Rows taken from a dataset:
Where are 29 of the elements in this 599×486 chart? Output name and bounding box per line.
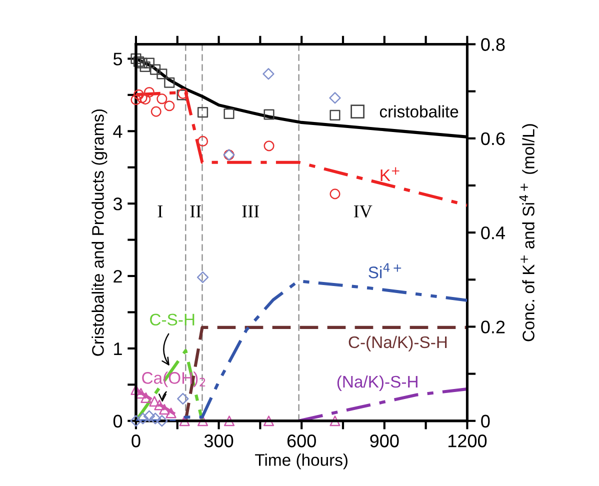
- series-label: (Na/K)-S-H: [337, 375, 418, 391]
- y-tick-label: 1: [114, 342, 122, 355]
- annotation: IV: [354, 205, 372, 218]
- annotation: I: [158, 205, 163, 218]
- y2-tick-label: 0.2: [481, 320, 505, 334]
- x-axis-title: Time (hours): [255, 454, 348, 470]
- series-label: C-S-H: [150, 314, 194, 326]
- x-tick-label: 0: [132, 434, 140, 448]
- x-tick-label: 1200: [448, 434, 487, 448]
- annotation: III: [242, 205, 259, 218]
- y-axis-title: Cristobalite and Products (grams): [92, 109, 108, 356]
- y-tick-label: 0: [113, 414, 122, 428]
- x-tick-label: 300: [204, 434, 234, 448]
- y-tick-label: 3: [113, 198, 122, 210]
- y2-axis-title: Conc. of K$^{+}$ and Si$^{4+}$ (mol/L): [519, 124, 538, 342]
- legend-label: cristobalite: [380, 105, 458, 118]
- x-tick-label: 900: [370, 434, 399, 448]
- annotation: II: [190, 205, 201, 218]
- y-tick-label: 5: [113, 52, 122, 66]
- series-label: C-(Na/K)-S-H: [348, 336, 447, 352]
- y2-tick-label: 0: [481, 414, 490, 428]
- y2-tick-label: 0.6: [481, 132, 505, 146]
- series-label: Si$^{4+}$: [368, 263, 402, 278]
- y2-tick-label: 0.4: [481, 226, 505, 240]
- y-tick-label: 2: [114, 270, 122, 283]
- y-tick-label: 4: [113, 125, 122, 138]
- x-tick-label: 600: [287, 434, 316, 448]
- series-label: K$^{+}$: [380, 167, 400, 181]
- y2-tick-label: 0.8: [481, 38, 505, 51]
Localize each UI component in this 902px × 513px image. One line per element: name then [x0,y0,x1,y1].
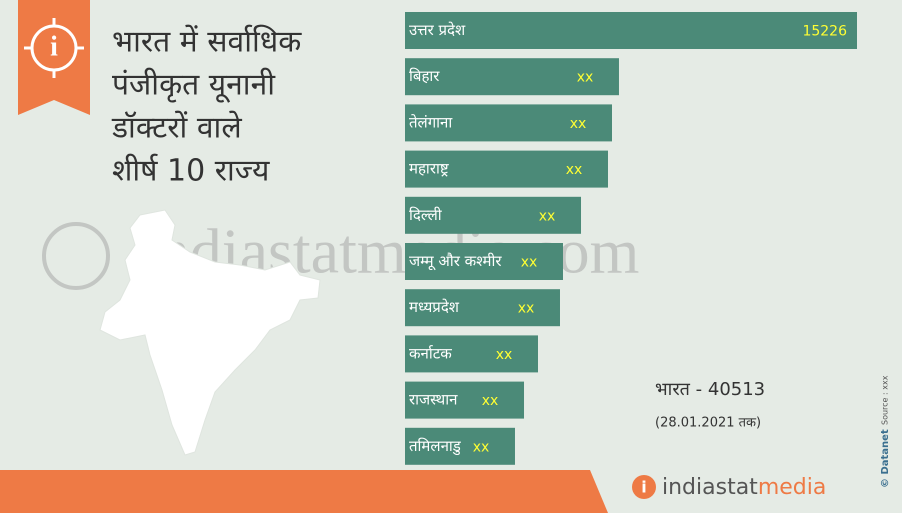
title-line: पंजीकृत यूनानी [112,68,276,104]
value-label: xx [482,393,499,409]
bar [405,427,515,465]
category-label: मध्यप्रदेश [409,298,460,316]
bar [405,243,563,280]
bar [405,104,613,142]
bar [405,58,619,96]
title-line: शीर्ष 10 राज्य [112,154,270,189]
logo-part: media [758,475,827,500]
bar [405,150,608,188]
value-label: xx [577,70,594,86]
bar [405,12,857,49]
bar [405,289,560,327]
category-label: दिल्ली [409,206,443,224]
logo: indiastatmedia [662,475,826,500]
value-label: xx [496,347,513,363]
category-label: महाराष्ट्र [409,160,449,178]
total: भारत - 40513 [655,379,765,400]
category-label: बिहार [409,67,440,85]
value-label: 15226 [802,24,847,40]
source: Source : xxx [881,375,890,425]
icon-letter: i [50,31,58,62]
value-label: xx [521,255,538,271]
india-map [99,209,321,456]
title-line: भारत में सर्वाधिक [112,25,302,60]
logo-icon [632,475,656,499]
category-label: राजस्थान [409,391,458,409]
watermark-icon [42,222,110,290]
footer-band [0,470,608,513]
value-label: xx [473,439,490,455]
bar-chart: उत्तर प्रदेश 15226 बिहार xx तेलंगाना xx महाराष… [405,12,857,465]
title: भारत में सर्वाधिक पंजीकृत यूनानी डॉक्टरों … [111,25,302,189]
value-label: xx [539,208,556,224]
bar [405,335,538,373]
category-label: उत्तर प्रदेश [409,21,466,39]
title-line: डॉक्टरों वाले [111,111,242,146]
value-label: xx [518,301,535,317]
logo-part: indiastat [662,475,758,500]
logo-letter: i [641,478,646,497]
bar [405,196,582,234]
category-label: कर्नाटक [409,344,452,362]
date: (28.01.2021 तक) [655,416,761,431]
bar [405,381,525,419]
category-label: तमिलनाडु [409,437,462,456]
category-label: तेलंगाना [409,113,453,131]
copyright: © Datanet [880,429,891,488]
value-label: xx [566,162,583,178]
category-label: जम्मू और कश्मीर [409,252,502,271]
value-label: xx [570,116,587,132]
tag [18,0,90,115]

▶ [REQUIRED WORK] Please copy the lines from the entries above word for word, beginning with the line that contains "title-line: पंजीकृत यूनानी [112,68,276,104]" and continuing through the line that contains "logo: indiastatmedia [662,475,826,500]".

▶ [RESPONSE]
title-line: पंजीकृत यूनानी [112,68,276,104]
value-label: xx [482,393,499,409]
bar [405,427,515,465]
category-label: मध्यप्रदेश [409,298,460,316]
bar [405,243,563,280]
bar [405,104,613,142]
bar [405,58,619,96]
title-line: शीर्ष 10 राज्य [112,154,270,189]
logo-part: media [758,475,827,500]
bar [405,150,608,188]
value-label: xx [577,70,594,86]
bar [405,12,857,49]
bar [405,289,560,327]
category-label: दिल्ली [409,206,443,224]
logo: indiastatmedia [662,475,826,500]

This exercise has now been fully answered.